▸ **EXERCISE PROMPT**
Set down the entries below verbatim, starting at the beginning of the entries and ending at the line that contains "312, 2109, 1399]".

▸ **DATA SUPPLIED**
--------------------------------------------------

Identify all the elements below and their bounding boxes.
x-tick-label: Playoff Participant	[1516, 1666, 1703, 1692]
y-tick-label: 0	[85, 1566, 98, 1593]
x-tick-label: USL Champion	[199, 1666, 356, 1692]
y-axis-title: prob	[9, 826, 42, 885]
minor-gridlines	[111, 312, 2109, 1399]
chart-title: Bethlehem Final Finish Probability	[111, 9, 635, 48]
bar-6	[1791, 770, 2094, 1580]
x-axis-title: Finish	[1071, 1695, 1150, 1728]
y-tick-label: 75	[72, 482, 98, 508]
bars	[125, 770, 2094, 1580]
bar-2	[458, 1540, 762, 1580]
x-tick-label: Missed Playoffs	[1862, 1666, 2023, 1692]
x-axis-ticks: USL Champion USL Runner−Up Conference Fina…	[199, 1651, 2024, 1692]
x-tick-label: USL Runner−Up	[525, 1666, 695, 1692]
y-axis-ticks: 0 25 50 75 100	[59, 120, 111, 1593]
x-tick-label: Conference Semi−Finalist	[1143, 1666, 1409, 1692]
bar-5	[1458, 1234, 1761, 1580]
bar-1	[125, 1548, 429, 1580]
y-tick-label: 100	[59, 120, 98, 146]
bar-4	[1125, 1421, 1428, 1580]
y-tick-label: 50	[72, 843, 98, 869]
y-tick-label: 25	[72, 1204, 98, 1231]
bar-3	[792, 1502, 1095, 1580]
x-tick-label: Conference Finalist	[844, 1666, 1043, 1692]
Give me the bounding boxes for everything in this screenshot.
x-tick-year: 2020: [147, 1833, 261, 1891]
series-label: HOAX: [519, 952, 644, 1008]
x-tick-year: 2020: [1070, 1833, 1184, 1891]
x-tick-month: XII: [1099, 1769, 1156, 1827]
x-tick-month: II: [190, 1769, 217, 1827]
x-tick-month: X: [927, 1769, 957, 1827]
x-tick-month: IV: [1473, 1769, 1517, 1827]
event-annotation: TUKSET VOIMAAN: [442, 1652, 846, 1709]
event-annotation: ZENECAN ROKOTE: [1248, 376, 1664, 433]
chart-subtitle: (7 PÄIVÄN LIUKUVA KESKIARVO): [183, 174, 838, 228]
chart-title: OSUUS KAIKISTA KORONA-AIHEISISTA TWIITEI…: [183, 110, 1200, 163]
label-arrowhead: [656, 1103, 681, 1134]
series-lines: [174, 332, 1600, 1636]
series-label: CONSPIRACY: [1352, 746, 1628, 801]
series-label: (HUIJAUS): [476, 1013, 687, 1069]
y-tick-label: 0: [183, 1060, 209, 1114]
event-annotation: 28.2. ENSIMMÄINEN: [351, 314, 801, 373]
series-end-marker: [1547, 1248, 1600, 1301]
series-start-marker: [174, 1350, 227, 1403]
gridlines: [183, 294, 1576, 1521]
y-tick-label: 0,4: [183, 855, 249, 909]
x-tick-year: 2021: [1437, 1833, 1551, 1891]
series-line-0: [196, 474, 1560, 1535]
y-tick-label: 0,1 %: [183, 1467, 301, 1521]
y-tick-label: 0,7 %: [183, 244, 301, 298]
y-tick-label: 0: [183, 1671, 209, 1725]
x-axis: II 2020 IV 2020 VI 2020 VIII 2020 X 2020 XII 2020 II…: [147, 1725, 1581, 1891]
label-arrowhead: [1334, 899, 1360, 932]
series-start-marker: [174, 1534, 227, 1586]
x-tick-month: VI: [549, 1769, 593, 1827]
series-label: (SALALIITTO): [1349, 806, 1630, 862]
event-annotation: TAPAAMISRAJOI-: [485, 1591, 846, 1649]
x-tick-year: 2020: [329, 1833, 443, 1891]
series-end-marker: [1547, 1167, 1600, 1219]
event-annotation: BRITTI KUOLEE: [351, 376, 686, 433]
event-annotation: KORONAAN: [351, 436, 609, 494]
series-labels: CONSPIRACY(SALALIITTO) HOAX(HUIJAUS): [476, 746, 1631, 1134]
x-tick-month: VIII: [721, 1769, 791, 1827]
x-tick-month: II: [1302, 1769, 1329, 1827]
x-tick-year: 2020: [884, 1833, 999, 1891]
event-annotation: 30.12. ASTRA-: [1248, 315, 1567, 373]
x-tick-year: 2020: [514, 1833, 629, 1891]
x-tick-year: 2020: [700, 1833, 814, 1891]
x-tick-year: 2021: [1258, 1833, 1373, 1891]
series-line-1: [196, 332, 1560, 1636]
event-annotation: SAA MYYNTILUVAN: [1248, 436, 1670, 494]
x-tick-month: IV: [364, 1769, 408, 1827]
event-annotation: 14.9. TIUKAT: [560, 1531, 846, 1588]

--------------------------------------------------

▸ **TASK RESULT**
Identify all the elements below and their bounding boxes.
x-tick-label: Playoff Participant	[1516, 1666, 1703, 1692]
y-tick-label: 0	[85, 1566, 98, 1593]
x-tick-label: USL Champion	[199, 1666, 356, 1692]
y-axis-title: prob	[9, 826, 42, 885]
minor-gridlines	[111, 312, 2109, 1399]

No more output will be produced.